[Direction]:
Pull every line with the word "value" out of the entries below.

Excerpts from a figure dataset
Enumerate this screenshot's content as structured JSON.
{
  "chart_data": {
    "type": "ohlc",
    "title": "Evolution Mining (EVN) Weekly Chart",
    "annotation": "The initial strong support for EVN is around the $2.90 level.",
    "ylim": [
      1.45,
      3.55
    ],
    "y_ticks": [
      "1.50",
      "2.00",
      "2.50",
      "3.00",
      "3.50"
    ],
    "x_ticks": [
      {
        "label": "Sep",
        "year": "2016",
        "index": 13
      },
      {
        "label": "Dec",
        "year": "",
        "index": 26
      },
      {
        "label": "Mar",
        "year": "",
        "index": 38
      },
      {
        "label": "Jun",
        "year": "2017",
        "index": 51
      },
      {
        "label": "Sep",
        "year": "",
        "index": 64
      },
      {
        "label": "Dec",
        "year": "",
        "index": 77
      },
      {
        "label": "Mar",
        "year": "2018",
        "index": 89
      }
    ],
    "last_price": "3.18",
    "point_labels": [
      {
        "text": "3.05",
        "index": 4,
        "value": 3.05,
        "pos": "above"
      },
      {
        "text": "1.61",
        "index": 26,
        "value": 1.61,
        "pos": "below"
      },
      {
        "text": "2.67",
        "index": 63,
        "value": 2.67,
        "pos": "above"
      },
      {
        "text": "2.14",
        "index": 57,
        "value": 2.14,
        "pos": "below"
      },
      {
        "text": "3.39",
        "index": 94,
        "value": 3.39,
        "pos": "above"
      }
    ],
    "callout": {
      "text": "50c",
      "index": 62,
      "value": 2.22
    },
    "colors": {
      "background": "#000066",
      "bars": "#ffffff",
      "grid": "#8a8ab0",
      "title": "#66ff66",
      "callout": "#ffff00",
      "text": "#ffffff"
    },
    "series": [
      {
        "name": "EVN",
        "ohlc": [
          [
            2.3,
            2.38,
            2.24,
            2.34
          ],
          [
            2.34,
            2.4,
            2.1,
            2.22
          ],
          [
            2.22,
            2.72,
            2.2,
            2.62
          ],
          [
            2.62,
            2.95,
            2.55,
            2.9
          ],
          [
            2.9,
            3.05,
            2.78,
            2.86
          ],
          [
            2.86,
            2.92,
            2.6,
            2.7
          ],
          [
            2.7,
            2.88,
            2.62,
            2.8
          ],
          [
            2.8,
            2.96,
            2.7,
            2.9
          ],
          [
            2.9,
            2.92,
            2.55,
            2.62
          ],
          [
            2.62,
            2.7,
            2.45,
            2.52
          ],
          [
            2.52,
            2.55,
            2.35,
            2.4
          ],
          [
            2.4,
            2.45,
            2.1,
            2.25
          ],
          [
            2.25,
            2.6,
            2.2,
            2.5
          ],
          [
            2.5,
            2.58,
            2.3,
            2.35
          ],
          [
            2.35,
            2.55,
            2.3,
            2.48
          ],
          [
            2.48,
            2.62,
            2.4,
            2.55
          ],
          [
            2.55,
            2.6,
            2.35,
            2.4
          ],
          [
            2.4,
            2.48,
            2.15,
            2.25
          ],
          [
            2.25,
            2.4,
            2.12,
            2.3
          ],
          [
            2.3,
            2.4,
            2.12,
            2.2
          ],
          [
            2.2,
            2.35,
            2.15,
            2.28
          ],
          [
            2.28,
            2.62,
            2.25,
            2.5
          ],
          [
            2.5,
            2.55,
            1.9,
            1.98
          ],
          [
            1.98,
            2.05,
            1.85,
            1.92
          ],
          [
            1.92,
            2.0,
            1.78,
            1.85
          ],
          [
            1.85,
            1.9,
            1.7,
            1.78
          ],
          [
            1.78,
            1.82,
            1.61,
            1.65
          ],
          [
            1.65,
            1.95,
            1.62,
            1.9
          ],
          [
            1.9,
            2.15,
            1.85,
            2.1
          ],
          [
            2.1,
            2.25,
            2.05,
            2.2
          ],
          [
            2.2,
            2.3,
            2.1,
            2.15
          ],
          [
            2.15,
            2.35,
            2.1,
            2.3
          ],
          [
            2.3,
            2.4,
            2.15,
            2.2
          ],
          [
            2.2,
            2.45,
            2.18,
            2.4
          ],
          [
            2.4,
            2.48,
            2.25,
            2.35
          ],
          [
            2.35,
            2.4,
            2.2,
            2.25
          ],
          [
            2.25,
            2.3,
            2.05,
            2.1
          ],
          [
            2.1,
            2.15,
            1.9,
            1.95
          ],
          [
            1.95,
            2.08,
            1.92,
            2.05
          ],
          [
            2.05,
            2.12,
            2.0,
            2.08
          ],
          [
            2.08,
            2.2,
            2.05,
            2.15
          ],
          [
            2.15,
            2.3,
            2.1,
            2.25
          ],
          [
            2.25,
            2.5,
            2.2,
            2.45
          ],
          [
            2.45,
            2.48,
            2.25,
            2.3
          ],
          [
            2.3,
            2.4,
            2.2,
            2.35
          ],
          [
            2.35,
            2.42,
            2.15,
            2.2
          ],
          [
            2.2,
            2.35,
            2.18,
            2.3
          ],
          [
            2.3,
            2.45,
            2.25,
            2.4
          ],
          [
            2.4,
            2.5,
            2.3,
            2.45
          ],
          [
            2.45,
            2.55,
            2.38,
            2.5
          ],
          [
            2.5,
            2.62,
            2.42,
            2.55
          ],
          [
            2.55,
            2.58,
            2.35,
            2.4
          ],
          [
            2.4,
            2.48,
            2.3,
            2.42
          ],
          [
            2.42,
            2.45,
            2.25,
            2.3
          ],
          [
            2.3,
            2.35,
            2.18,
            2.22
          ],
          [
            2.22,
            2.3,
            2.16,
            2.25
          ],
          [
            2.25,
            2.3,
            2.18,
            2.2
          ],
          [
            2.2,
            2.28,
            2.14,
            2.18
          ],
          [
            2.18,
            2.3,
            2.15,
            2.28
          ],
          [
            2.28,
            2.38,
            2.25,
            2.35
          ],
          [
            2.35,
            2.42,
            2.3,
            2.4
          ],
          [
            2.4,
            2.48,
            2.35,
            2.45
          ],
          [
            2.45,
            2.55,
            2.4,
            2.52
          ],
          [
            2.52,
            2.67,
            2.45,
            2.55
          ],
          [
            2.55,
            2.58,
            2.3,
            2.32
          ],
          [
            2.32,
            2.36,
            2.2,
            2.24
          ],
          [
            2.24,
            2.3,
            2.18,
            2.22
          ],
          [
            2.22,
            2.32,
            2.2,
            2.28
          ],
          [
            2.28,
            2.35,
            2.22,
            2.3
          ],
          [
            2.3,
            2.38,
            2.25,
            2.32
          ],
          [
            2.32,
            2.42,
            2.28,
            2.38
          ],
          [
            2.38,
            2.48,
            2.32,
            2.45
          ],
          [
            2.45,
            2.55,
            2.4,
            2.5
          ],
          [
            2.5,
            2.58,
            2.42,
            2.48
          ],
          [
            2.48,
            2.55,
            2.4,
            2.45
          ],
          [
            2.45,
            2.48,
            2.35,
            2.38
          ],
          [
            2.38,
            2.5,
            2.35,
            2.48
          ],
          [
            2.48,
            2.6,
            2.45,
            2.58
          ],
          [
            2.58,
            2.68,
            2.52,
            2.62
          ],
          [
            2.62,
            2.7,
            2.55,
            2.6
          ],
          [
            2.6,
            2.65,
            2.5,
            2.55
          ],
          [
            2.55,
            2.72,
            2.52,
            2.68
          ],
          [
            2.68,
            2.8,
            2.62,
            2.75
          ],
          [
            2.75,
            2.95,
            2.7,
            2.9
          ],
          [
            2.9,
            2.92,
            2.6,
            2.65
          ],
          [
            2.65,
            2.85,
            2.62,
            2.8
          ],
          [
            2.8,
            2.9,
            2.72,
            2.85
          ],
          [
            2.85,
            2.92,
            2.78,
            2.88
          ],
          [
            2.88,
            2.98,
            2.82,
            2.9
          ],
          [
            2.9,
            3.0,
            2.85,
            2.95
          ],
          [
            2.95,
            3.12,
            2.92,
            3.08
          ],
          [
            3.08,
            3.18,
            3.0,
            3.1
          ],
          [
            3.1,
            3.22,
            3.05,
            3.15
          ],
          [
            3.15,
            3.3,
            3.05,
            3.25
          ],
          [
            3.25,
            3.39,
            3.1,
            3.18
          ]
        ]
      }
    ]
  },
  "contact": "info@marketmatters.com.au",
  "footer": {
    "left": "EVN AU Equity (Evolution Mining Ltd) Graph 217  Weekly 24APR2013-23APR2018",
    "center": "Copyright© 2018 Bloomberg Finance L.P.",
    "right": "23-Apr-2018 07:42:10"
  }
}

[Solution to this task]:
        "value": 3.05,
        "value": 1.61,
        "value": 2.67,
        "value": 2.14,
        "value": 3.39,
      "value": 2.22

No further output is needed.